**Task objective**
Take down each entry exactly as written.

**Data rows**
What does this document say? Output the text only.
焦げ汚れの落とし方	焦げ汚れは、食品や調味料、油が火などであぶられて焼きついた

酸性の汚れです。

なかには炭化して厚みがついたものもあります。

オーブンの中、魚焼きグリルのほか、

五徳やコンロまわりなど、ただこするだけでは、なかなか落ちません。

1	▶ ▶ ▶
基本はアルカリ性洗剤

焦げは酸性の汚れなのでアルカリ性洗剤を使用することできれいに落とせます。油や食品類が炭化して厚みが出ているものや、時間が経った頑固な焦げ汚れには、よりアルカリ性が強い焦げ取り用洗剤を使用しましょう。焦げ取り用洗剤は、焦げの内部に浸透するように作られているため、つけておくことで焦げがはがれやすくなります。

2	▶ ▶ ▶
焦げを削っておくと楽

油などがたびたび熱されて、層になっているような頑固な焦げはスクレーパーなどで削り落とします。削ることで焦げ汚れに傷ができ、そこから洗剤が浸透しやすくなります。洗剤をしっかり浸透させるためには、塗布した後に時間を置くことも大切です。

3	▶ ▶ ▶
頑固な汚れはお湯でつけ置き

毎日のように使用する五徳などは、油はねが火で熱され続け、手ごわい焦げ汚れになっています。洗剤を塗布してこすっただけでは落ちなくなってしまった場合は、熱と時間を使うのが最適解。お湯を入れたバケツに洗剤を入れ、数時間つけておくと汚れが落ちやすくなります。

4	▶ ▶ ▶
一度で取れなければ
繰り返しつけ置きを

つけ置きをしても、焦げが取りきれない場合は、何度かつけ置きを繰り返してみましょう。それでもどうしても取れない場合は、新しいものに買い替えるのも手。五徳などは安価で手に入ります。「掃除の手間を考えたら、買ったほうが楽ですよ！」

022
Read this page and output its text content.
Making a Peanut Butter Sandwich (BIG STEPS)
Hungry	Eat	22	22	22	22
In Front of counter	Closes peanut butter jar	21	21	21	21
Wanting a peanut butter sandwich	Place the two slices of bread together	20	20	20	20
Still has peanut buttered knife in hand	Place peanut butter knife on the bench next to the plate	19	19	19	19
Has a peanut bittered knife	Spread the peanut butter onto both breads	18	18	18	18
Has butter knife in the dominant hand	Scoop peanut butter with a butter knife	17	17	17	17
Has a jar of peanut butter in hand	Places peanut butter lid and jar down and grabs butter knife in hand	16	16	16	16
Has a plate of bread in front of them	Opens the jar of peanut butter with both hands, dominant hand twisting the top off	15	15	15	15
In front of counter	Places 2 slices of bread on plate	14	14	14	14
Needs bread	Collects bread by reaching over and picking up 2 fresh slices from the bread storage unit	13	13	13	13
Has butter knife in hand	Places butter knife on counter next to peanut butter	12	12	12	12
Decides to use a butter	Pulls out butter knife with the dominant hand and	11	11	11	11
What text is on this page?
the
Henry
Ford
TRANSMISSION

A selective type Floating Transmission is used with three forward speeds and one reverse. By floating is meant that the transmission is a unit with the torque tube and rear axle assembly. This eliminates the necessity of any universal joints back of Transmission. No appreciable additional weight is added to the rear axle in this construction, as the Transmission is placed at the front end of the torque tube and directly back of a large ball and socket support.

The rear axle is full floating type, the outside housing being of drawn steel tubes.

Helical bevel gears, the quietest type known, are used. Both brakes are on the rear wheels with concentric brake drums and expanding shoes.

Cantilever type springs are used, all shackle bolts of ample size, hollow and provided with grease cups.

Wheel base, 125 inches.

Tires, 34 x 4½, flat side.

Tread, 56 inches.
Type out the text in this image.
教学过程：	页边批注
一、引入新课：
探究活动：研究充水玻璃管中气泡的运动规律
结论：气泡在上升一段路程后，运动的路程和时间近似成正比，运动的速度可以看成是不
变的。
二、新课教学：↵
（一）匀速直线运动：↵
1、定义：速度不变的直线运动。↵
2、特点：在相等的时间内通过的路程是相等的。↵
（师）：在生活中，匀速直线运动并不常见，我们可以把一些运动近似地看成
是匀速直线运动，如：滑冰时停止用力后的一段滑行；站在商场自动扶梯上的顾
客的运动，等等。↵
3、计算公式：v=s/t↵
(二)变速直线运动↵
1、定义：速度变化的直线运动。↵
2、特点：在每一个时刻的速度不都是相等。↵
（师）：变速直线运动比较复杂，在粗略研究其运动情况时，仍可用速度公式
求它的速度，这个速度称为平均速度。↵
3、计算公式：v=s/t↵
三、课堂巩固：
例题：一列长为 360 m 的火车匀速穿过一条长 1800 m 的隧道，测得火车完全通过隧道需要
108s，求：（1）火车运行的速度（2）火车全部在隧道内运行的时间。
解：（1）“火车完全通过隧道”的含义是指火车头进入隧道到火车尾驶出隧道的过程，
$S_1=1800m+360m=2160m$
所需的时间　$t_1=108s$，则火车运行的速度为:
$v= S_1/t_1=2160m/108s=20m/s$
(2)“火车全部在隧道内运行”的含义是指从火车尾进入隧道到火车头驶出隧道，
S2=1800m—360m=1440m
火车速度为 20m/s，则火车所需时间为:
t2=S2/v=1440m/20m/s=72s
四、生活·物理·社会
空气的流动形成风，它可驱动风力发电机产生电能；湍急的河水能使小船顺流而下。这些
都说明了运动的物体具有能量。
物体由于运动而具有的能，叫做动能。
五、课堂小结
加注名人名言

**Exercise result**
What does this document say? Output the text only.
焦げ汚れの落とし方	焦げ汚れは、食品や調味料、油が火などであぶられて焼きついた

酸性の汚れです。

なかには炭化して厚みがついたものもあります。

オーブンの中、魚焼きグリルのほか、

五徳やコンロまわりなど、ただこするだけでは、なかなか落ちません。

1	▶ ▶ ▶
基本はアルカリ性洗剤

焦げは酸性の汚れなのでアルカリ性洗剤を使用することできれいに落とせます。油や食品類が炭化して厚みが出ているものや、時間が経った頑固な焦げ汚れには、よりアルカリ性が強い焦げ取り用洗剤を使用しましょう。焦げ取り用洗剤は、焦げの内部に浸透するように作られているため、つけておくことで焦げがはがれやすくなります。

2	▶ ▶ ▶
焦げを削っておくと楽

油などがたびたび熱されて、層になっているような頑固な焦げはスクレーパーなどで削り落とします。削ることで焦げ汚れに傷ができ、そこから洗剤が浸透しやすくなります。洗剤をしっかり浸透させるためには、塗布した後に時間を置くことも大切です。

3	▶ ▶ ▶
頑固な汚れはお湯でつけ置き

毎日のように使用する五徳などは、油はねが火で熱され続け、手ごわい焦げ汚れになっています。洗剤を塗布してこすっただけでは落ちなくなってしまった場合は、熱と時間を使うのが最適解。お湯を入れたバケツに洗剤を入れ、数時間つけておくと汚れが落ちやすくなります。

4	▶ ▶ ▶
一度で取れなければ
繰り返しつけ置きを

つけ置きをしても、焦げが取りきれない場合は、何度かつけ置きを繰り返してみましょう。それでもどうしても取れない場合は、新しいものに買い替えるのも手。五徳などは安価で手に入ります。「掃除の手間を考えたら、買ったほうが楽ですよ！」

022
Read this page and output its text content.
Making a Peanut Butter Sandwich (BIG STEPS)
Hungry	Eat	22	22	22	22
In Front of counter	Closes peanut butter jar	21	21	21	21
Wanting a peanut butter sandwich	Place the two slices of bread together	20	20	20	20
Still has peanut buttered knife in hand	Place peanut butter knife on the bench next to the plate	19	19	19	19
Has a peanut bittered knife	Spread the peanut butter onto both breads	18	18	18	18
Has butter knife in the dominant hand	Scoop peanut butter with a butter knife	17	17	17	17
Has a jar of peanut butter in hand	Places peanut butter lid and jar down and grabs butter knife in hand	16	16	16	16
Has a plate of bread in front of them	Opens the jar of peanut butter with both hands, dominant hand twisting the top off	15	15	15	15
In front of counter	Places 2 slices of bread on plate	14	14	14	14
Needs bread	Collects bread by reaching over and picking up 2 fresh slices from the bread storage unit	13	13	13	13
Has butter knife in hand	Places butter knife on counter next to peanut butter	12	12	12	12
Decides to use a butter	Pulls out butter knife with the dominant hand and	11	11	11	11
What text is on this page?
the
Henry
Ford
TRANSMISSION

A selective type Floating Transmission is used with three forward speeds and one reverse. By floating is meant that the transmission is a unit with the torque tube and rear axle assembly. This eliminates the necessity of any universal joints back of Transmission. No appreciable additional weight is added to the rear axle in this construction, as the Transmission is placed at the front end of the torque tube and directly back of a large ball and socket support.

The rear axle is full floating type, the outside housing being of drawn steel tubes.

Helical bevel gears, the quietest type known, are used. Both brakes are on the rear wheels with concentric brake drums and expanding shoes.

Cantilever type springs are used, all shackle bolts of ample size, hollow and provided with grease cups.

Wheel base, 125 inches.

Tires, 34 x 4½, flat side.

Tread, 56 inches.
Type out the text in this image.
教学过程：	页边批注
一、引入新课：
探究活动：研究充水玻璃管中气泡的运动规律
结论：气泡在上升一段路程后，运动的路程和时间近似成正比，运动的速度可以看成是不
变的。
二、新课教学：↵
（一）匀速直线运动：↵
1、定义：速度不变的直线运动。↵
2、特点：在相等的时间内通过的路程是相等的。↵
（师）：在生活中，匀速直线运动并不常见，我们可以把一些运动近似地看成
是匀速直线运动，如：滑冰时停止用力后的一段滑行；站在商场自动扶梯上的顾
客的运动，等等。↵
3、计算公式：v=s/t↵
(二)变速直线运动↵
1、定义：速度变化的直线运动。↵
2、特点：在每一个时刻的速度不都是相等。↵
（师）：变速直线运动比较复杂，在粗略研究其运动情况时，仍可用速度公式
求它的速度，这个速度称为平均速度。↵
3、计算公式：v=s/t↵
三、课堂巩固：
例题：一列长为 360 m 的火车匀速穿过一条长 1800 m 的隧道，测得火车完全通过隧道需要
108s，求：（1）火车运行的速度（2）火车全部在隧道内运行的时间。
解：（1）“火车完全通过隧道”的含义是指火车头进入隧道到火车尾驶出隧道的过程，
$S_1=1800m+360m=2160m$
所需的时间　$t_1=108s$，则火车运行的速度为:
$v= S_1/t_1=2160m/108s=20m/s$
(2)“火车全部在隧道内运行”的含义是指从火车尾进入隧道到火车头驶出隧道，
S2=1800m—360m=1440m
火车速度为 20m/s，则火车所需时间为:
t2=S2/v=1440m/20m/s=72s
四、生活·物理·社会
空气的流动形成风，它可驱动风力发电机产生电能；湍急的河水能使小船顺流而下。这些
都说明了运动的物体具有能量。
物体由于运动而具有的能，叫做动能。
五、课堂小结
加注名人名言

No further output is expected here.